[Extracted records]
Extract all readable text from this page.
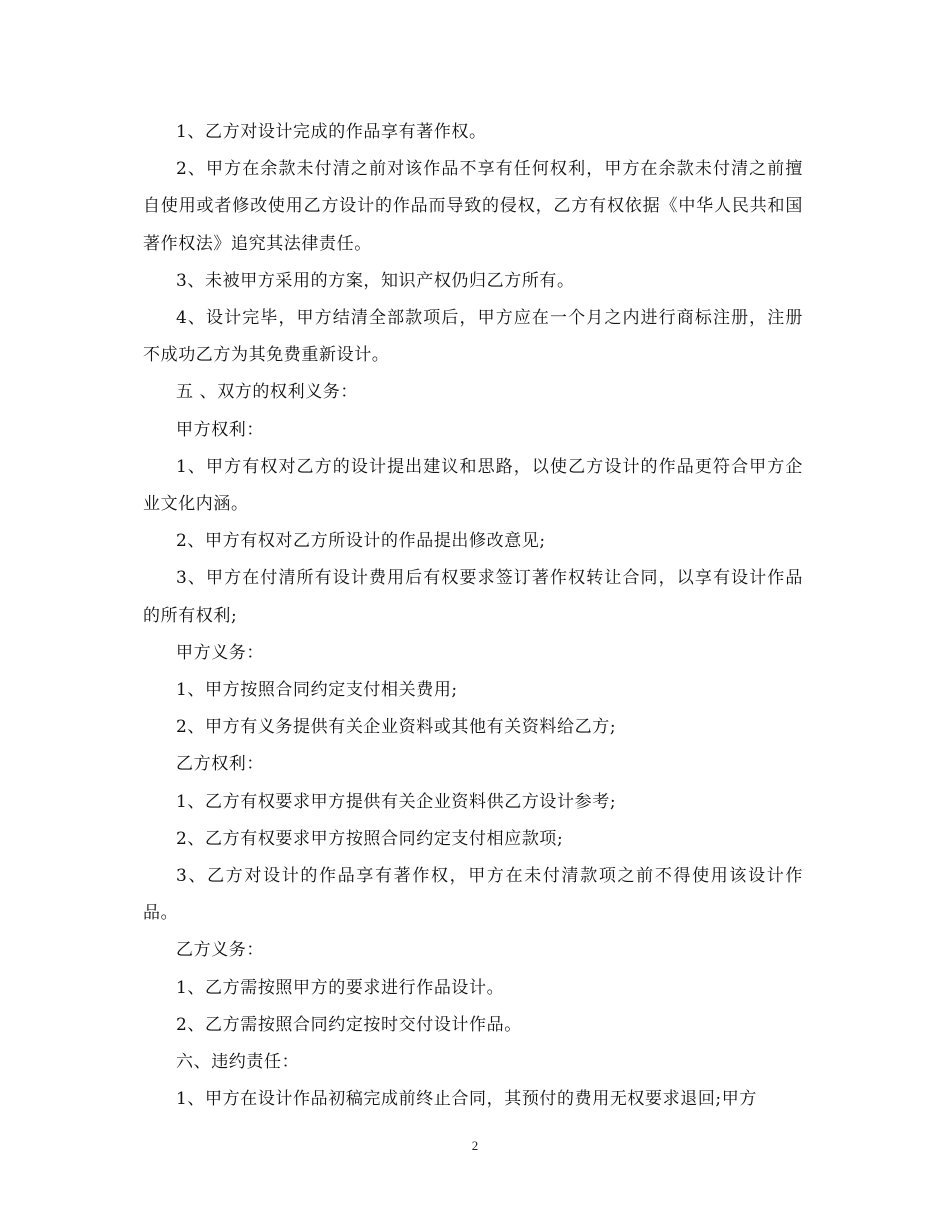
1、乙方对设计完成的作品享有著作权。

2、甲方在余款未付清之前对该作品不享有任何权利，甲方在余款未付清之前擅自使用或者修改使用乙方设计的作品而导致的侵权，乙方有权依据《中华人民共和国著作权法》追究其法律责任。

3、未被甲方采用的方案，知识产权仍归乙方所有。

4、设计完毕，甲方结清全部款项后，甲方应在一个月之内进行商标注册，注册不成功乙方为其免费重新设计。

五 、双方的权利义务：

甲方权利：

1、甲方有权对乙方的设计提出建议和思路，以使乙方设计的作品更符合甲方企业文化内涵。

2、甲方有权对乙方所设计的作品提出修改意见;

3、甲方在付清所有设计费用后有权要求签订著作权转让合同，以享有设计作品的所有权利;

甲方义务：

1、甲方按照合同约定支付相关费用;

2、甲方有义务提供有关企业资料或其他有关资料给乙方;

乙方权利：

1、乙方有权要求甲方提供有关企业资料供乙方设计参考;

2、乙方有权要求甲方按照合同约定支付相应款项;

3、乙方对设计的作品享有著作权，甲方在未付清款项之前不得使用该设计作品。

乙方义务：

1、乙方需按照甲方的要求进行作品设计。

2、乙方需按照合同约定按时交付设计作品。

六、违约责任：

1、甲方在设计作品初稿完成前终止合同，其预付的费用无权要求退回;甲方

2
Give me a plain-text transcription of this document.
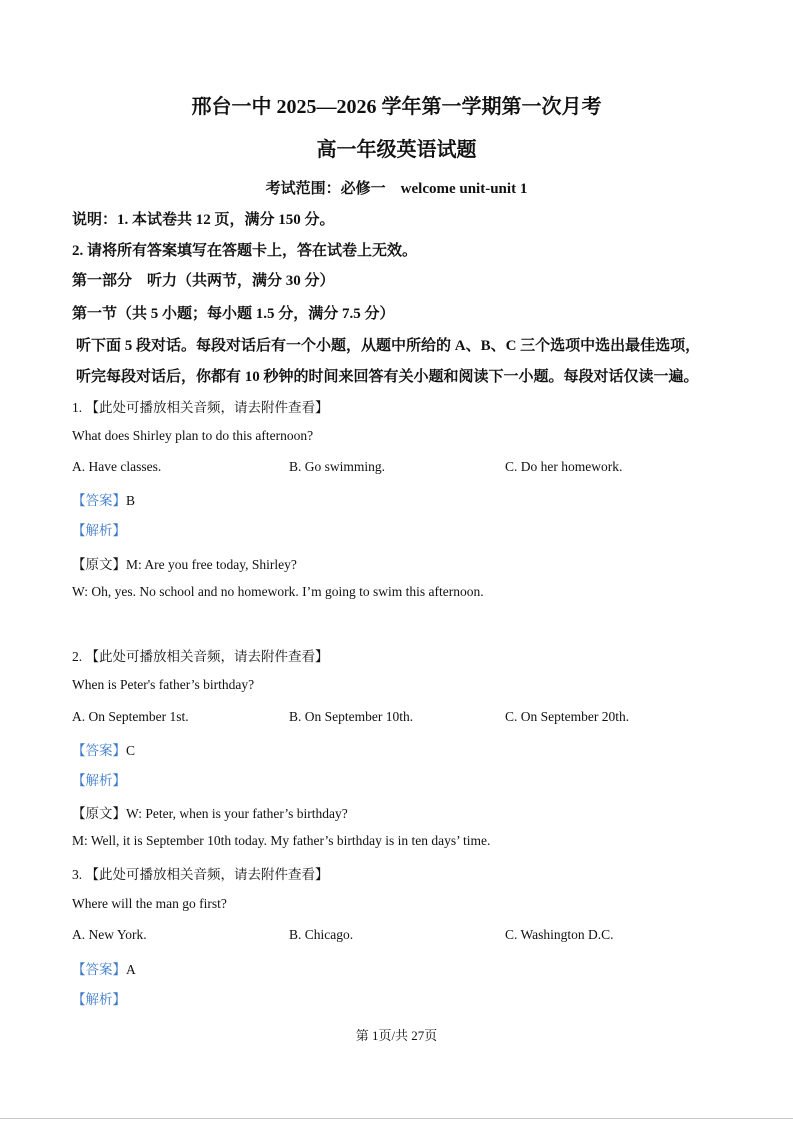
邢台一中 2025—2026 学年第一学期第一次月考
高一年级英语试题
考试范围：必修一　welcome unit-unit 1
说明：1. 本试卷共 12 页，满分 150 分。
2. 请将所有答案填写在答题卡上，答在试卷上无效。
第一部分　听力（共两节，满分 30 分）
第一节（共 5 小题；每小题 1.5 分，满分 7.5 分）
听下面 5 段对话。每段对话后有一个小题，从题中所给的 A、B、C 三个选项中选出最佳选项，
听完每段对话后，你都有 10 秒钟的时间来回答有关小题和阅读下一小题。每段对话仅读一遍。
1. 【此处可播放相关音频，请去附件查看】
What does Shirley plan to do this afternoon?
A. Have classes.	B. Go swimming.	C. Do her homework.
【答案】B
【解析】
【原文】M: Are you free today, Shirley?
W: Oh, yes. No school and no homework. I’m going to swim this afternoon.
2. 【此处可播放相关音频，请去附件查看】
When is Peter's father’s birthday?
A. On September 1st.	B. On September 10th.	C. On September 20th.
【答案】C
【解析】
【原文】W: Peter, when is your father’s birthday?
M: Well, it is September 10th today. My father’s birthday is in ten days’ time.
3. 【此处可播放相关音频，请去附件查看】
Where will the man go first?
A. New York.	B. Chicago.	C. Washington D.C.
【答案】A
【解析】
第 1页/共 27页
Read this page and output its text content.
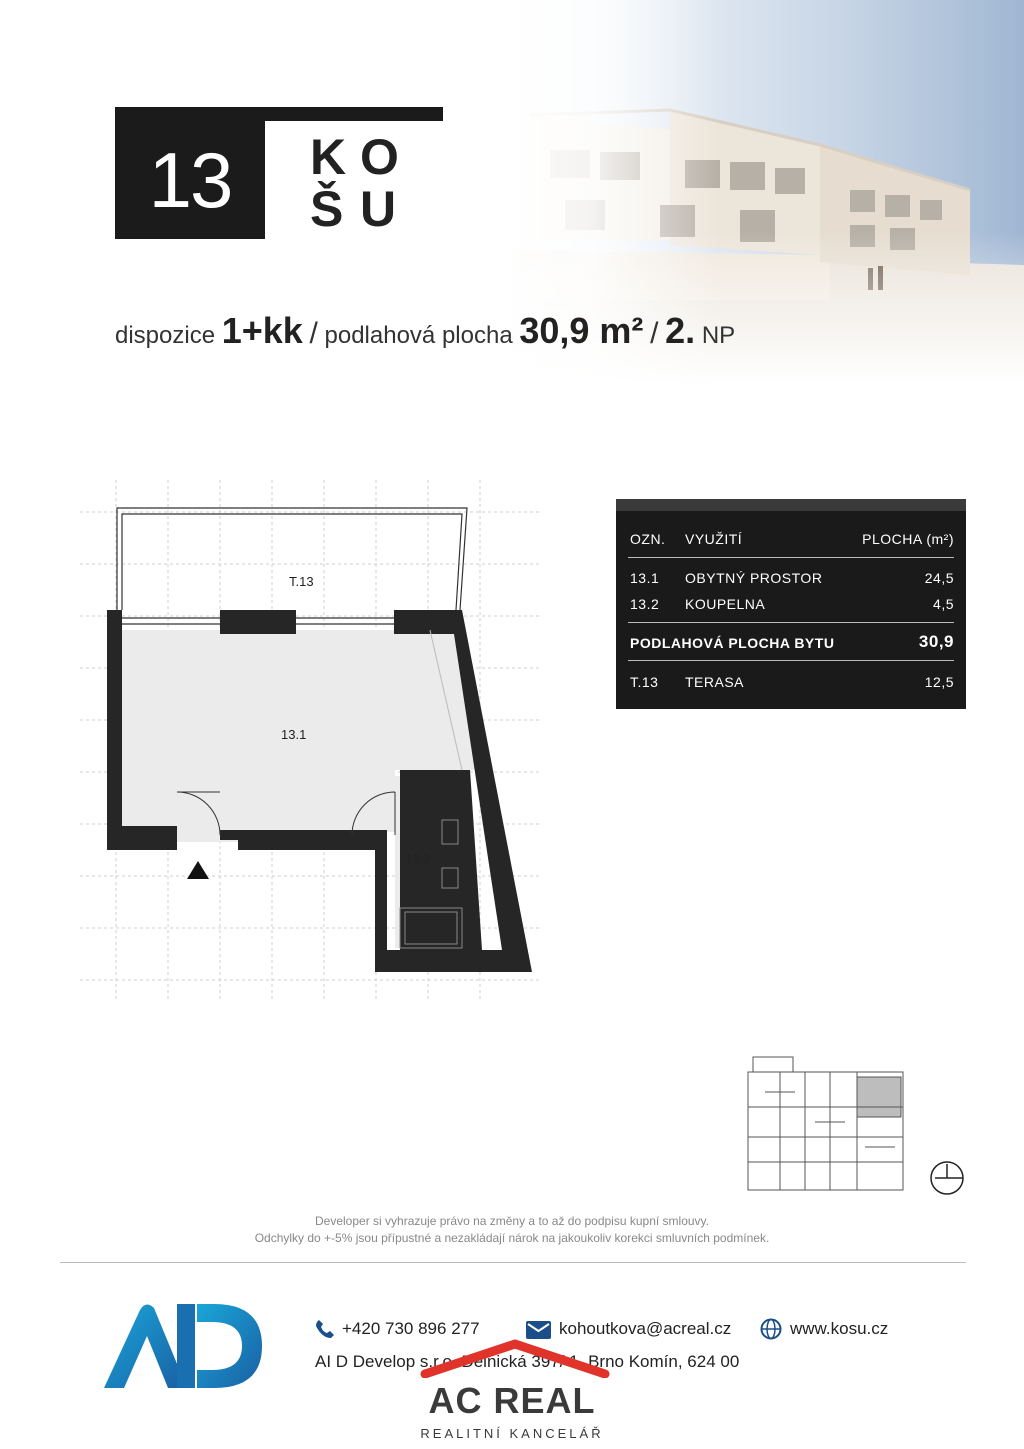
13	K O
Š U
dispozice 1+kk / podlahová plocha 30,9 m² / 2. NP
T.13
13.1
13.2
OZN. VYUŽITÍ	PLOCHA (m²)
13.1 OBYTNÝ PROSTOR	24,5
13.2 KOUPELNA	4,5
PODLAHOVÁ PLOCHA BYTU	30,9
T.13 TERASA	12,5
Developer si vyhrazuje právo na změny a to až do podpisu kupní smlouvy.
Odchylky do +-5% jsou přípustné a nezakládají nárok na jakoukoliv korekci smluvních podmínek.
+420 730 896 277	kohoutkova@acreal.cz	www.kosu.cz
AI D Develop s.r.o. Dělnická 397/ 1, Brno Komín, 624 00
AC REAL
REALITNÍ KANCELÁŘ
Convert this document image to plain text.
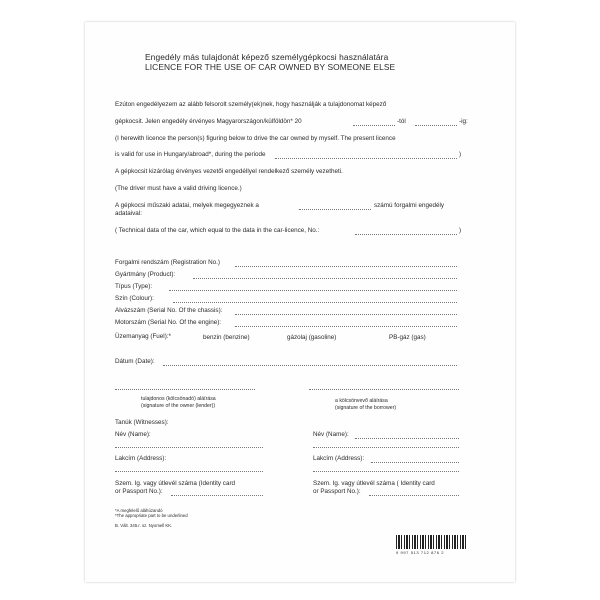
Engedély más tulajdonát képező személygépkocsi használatára
LICENCE FOR THE USE OF CAR OWNED BY SOMEONE ELSE
Ezúton engedélyezem az alább felsorolt személy(ek)nek, hogy használják a tulajdonomat képező
gépkocsit. Jelen engedély érvényes Magyarországon/külföldön* 20	-tól	-ig:
(I herewith licence the person(s) figuring below to drive the car owned by myself. The present licence
is valid for use in Hungary/abroad*, during the periode	)
A gépkocsit kizárólag érvényes vezetői engedéllyel rendelkező személy vezetheti.
(The driver must have a valid driving licence.)
A gépkocsi műszaki adatai, melyek megegyeznek a	számú forgalmi engedély
adataival:
( Technical data of the car, which equal to the data in the car-licence, No.:	)
Forgalmi rendszám (Registration No.)
Gyártmány (Product):
Típus (Type):
Szín (Colour):
Alvázszám (Serial No. Of the chassis):
Motorszám (Serial No. Of the engine):
Üzemanyag (Fuel):*	benzin (benzine)	gázolaj (gasoline)	PB-gáz (gas)
Dátum (Date):
tulajdonos (kölcsönadó) aláírása
(signature of the owner (lender))
a kölcsönvevő aláírása
(signature of the borrower)
Tanúk (Witnesses):
Név (Name):	Név (Name):
Lakcím (Address):	Lakcím (Address):
Szem. Ig. vagy útlevél száma (Identity card
or Passport No.):
Szem. Ig. vagy útlevél száma ( Identity card
or Passport No.):
*A megfelelő aláhúzandó
*The appropriate part to be underlined
B. Vált. 345.r. sz. Nyomell KK.
9 997 513 712 876 2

[Stated task]: What is the number of lines in the listing above that contain the string "signature"? Give only the number.

[Answer below]: 2